• Brief
Every entry that follows should be reproduced exactly.

Saved entries:
━━━━━━━━━━━━━━━━━━━━

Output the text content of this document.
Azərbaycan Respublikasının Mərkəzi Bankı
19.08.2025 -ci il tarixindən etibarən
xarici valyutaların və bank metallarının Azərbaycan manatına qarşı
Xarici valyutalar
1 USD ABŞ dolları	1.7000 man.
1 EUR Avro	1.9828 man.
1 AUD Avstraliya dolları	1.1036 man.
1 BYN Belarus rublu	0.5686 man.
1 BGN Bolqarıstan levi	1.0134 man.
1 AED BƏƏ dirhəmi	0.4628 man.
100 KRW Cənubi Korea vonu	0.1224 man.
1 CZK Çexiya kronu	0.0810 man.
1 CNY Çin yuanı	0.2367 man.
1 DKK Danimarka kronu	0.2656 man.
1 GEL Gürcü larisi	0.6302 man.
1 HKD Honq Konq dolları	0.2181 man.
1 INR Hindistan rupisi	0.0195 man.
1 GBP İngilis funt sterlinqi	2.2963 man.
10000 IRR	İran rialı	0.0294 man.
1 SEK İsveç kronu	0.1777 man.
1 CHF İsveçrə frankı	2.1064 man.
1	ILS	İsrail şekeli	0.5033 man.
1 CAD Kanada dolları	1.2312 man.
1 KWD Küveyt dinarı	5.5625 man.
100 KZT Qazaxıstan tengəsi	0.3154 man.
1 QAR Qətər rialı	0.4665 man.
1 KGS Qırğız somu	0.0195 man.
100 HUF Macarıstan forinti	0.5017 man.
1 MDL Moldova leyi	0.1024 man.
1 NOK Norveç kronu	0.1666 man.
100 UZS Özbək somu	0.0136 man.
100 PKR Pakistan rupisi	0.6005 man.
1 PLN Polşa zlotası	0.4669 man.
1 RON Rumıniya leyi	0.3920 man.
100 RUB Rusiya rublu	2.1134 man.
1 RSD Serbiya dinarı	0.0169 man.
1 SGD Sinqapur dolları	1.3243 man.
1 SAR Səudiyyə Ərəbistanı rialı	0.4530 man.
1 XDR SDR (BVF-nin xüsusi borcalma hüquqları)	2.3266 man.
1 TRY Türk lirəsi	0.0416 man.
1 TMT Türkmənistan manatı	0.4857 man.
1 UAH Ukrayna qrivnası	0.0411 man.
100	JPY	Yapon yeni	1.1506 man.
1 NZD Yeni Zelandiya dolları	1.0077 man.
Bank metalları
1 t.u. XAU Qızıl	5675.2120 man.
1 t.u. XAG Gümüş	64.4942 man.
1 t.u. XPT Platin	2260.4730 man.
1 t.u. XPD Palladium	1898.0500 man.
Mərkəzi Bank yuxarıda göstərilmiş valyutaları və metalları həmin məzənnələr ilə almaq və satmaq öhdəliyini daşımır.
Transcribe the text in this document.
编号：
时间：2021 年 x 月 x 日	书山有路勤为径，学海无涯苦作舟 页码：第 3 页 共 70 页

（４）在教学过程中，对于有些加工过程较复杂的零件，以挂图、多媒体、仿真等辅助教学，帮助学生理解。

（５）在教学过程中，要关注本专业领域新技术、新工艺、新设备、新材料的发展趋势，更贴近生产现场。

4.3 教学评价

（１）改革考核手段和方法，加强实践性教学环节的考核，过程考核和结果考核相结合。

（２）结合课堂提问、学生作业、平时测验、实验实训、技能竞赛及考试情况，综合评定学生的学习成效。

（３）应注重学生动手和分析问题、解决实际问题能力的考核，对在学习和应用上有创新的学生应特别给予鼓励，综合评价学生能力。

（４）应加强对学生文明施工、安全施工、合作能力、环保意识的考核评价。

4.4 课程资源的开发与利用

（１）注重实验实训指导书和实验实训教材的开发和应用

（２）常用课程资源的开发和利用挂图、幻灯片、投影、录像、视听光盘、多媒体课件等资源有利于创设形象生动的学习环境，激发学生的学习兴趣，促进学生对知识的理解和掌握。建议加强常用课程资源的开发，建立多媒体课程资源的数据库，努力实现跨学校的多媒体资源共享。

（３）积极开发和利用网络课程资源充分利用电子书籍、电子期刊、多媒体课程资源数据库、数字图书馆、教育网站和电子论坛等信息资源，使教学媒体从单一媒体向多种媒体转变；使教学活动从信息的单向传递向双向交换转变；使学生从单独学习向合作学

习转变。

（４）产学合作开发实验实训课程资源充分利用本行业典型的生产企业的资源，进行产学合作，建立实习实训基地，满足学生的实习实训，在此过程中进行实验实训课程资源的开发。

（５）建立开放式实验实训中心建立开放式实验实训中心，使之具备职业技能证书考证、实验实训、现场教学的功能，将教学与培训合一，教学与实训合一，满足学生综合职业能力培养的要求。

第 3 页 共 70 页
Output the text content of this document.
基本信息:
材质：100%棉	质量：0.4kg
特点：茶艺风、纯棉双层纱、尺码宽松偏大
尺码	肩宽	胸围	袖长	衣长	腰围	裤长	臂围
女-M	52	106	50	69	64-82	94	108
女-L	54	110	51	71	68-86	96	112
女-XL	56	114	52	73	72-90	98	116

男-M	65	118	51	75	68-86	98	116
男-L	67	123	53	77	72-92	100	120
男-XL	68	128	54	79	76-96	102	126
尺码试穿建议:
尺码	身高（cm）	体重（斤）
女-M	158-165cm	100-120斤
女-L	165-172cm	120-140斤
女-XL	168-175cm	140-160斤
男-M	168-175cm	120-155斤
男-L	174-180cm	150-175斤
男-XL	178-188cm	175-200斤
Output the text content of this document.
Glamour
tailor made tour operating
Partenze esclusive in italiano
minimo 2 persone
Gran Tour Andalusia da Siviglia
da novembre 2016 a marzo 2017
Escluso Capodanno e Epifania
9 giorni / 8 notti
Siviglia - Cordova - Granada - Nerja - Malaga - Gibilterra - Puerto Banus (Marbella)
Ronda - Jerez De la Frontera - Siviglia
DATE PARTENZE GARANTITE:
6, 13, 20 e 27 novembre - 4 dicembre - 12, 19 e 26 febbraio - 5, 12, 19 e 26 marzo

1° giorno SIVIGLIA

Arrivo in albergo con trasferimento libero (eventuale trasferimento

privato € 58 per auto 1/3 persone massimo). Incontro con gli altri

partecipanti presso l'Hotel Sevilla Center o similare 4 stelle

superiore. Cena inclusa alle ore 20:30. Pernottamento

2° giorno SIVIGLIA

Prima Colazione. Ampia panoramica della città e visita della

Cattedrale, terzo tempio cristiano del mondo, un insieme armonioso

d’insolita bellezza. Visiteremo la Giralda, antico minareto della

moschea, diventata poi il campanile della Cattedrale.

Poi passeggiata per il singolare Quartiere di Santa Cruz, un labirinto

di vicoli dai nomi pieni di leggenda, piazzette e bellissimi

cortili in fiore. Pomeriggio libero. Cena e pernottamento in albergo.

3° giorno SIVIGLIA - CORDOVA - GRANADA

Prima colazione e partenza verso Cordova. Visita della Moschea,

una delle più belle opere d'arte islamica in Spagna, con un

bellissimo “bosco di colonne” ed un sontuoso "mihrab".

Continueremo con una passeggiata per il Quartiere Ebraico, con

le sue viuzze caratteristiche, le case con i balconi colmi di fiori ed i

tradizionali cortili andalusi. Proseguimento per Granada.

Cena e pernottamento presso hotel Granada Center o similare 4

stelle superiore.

━━━━━━━━━━━━━━━━━━━━

• Solution for this task
Output the text content of this document.
Azərbaycan Respublikasının Mərkəzi Bankı
19.08.2025 -ci il tarixindən etibarən
xarici valyutaların və bank metallarının Azərbaycan manatına qarşı
Xarici valyutalar
1 USD ABŞ dolları	1.7000 man.
1 EUR Avro	1.9828 man.
1 AUD Avstraliya dolları	1.1036 man.
1 BYN Belarus rublu	0.5686 man.
1 BGN Bolqarıstan levi	1.0134 man.
1 AED BƏƏ dirhəmi	0.4628 man.
100 KRW Cənubi Korea vonu	0.1224 man.
1 CZK Çexiya kronu	0.0810 man.
1 CNY Çin yuanı	0.2367 man.
1 DKK Danimarka kronu	0.2656 man.
1 GEL Gürcü larisi	0.6302 man.
1 HKD Honq Konq dolları	0.2181 man.
1 INR Hindistan rupisi	0.0195 man.
1 GBP İngilis funt sterlinqi	2.2963 man.
10000 IRR	İran rialı	0.0294 man.
1 SEK İsveç kronu	0.1777 man.
1 CHF İsveçrə frankı	2.1064 man.
1	ILS	İsrail şekeli	0.5033 man.
1 CAD Kanada dolları	1.2312 man.
1 KWD Küveyt dinarı	5.5625 man.
100 KZT Qazaxıstan tengəsi	0.3154 man.
1 QAR Qətər rialı	0.4665 man.
1 KGS Qırğız somu	0.0195 man.
100 HUF Macarıstan forinti	0.5017 man.
1 MDL Moldova leyi	0.1024 man.
1 NOK Norveç kronu	0.1666 man.
100 UZS Özbək somu	0.0136 man.
100 PKR Pakistan rupisi	0.6005 man.
1 PLN Polşa zlotası	0.4669 man.
1 RON Rumıniya leyi	0.3920 man.
100 RUB Rusiya rublu	2.1134 man.
1 RSD Serbiya dinarı	0.0169 man.
1 SGD Sinqapur dolları	1.3243 man.
1 SAR Səudiyyə Ərəbistanı rialı	0.4530 man.
1 XDR SDR (BVF-nin xüsusi borcalma hüquqları)	2.3266 man.
1 TRY Türk lirəsi	0.0416 man.
1 TMT Türkmənistan manatı	0.4857 man.
1 UAH Ukrayna qrivnası	0.0411 man.
100	JPY	Yapon yeni	1.1506 man.
1 NZD Yeni Zelandiya dolları	1.0077 man.
Bank metalları
1 t.u. XAU Qızıl	5675.2120 man.
1 t.u. XAG Gümüş	64.4942 man.
1 t.u. XPT Platin	2260.4730 man.
1 t.u. XPD Palladium	1898.0500 man.
Mərkəzi Bank yuxarıda göstərilmiş valyutaları və metalları həmin məzənnələr ilə almaq və satmaq öhdəliyini daşımır.
Transcribe the text in this document.
编号：
时间：2021 年 x 月 x 日	书山有路勤为径，学海无涯苦作舟 页码：第 3 页 共 70 页

（４）在教学过程中，对于有些加工过程较复杂的零件，以挂图、多媒体、仿真等辅助教学，帮助学生理解。

（５）在教学过程中，要关注本专业领域新技术、新工艺、新设备、新材料的发展趋势，更贴近生产现场。

4.3 教学评价

（１）改革考核手段和方法，加强实践性教学环节的考核，过程考核和结果考核相结合。

（２）结合课堂提问、学生作业、平时测验、实验实训、技能竞赛及考试情况，综合评定学生的学习成效。

（３）应注重学生动手和分析问题、解决实际问题能力的考核，对在学习和应用上有创新的学生应特别给予鼓励，综合评价学生能力。

（４）应加强对学生文明施工、安全施工、合作能力、环保意识的考核评价。

4.4 课程资源的开发与利用

（１）注重实验实训指导书和实验实训教材的开发和应用

（２）常用课程资源的开发和利用挂图、幻灯片、投影、录像、视听光盘、多媒体课件等资源有利于创设形象生动的学习环境，激发学生的学习兴趣，促进学生对知识的理解和掌握。建议加强常用课程资源的开发，建立多媒体课程资源的数据库，努力实现跨学校的多媒体资源共享。

（３）积极开发和利用网络课程资源充分利用电子书籍、电子期刊、多媒体课程资源数据库、数字图书馆、教育网站和电子论坛等信息资源，使教学媒体从单一媒体向多种媒体转变；使教学活动从信息的单向传递向双向交换转变；使学生从单独学习向合作学

习转变。

（４）产学合作开发实验实训课程资源充分利用本行业典型的生产企业的资源，进行产学合作，建立实习实训基地，满足学生的实习实训，在此过程中进行实验实训课程资源的开发。

（５）建立开放式实验实训中心建立开放式实验实训中心，使之具备职业技能证书考证、实验实训、现场教学的功能，将教学与培训合一，教学与实训合一，满足学生综合职业能力培养的要求。

第 3 页 共 70 页
Output the text content of this document.
基本信息:
材质：100%棉	质量：0.4kg
特点：茶艺风、纯棉双层纱、尺码宽松偏大
尺码	肩宽	胸围	袖长	衣长	腰围	裤长	臂围
女-M	52	106	50	69	64-82	94	108
女-L	54	110	51	71	68-86	96	112
女-XL	56	114	52	73	72-90	98	116

男-M	65	118	51	75	68-86	98	116
男-L	67	123	53	77	72-92	100	120
男-XL	68	128	54	79	76-96	102	126
尺码试穿建议:
尺码	身高（cm）	体重（斤）
女-M	158-165cm	100-120斤
女-L	165-172cm	120-140斤
女-XL	168-175cm	140-160斤
男-M	168-175cm	120-155斤
男-L	174-180cm	150-175斤
男-XL	178-188cm	175-200斤
Output the text content of this document.
Glamour
tailor made tour operating
Partenze esclusive in italiano
minimo 2 persone
Gran Tour Andalusia da Siviglia
da novembre 2016 a marzo 2017
Escluso Capodanno e Epifania
9 giorni / 8 notti
Siviglia - Cordova - Granada - Nerja - Malaga - Gibilterra - Puerto Banus (Marbella)
Ronda - Jerez De la Frontera - Siviglia
DATE PARTENZE GARANTITE:
6, 13, 20 e 27 novembre - 4 dicembre - 12, 19 e 26 febbraio - 5, 12, 19 e 26 marzo

1° giorno SIVIGLIA

Arrivo in albergo con trasferimento libero (eventuale trasferimento

privato € 58 per auto 1/3 persone massimo). Incontro con gli altri

partecipanti presso l'Hotel Sevilla Center o similare 4 stelle

superiore. Cena inclusa alle ore 20:30. Pernottamento

2° giorno SIVIGLIA

Prima Colazione. Ampia panoramica della città e visita della

Cattedrale, terzo tempio cristiano del mondo, un insieme armonioso

d’insolita bellezza. Visiteremo la Giralda, antico minareto della

moschea, diventata poi il campanile della Cattedrale.

Poi passeggiata per il singolare Quartiere di Santa Cruz, un labirinto

di vicoli dai nomi pieni di leggenda, piazzette e bellissimi

cortili in fiore. Pomeriggio libero. Cena e pernottamento in albergo.

3° giorno SIVIGLIA - CORDOVA - GRANADA

Prima colazione e partenza verso Cordova. Visita della Moschea,

una delle più belle opere d'arte islamica in Spagna, con un

bellissimo “bosco di colonne” ed un sontuoso "mihrab".

Continueremo con una passeggiata per il Quartiere Ebraico, con

le sue viuzze caratteristiche, le case con i balconi colmi di fiori ed i

tradizionali cortili andalusi. Proseguimento per Granada.

Cena e pernottamento presso hotel Granada Center o similare 4

stelle superiore.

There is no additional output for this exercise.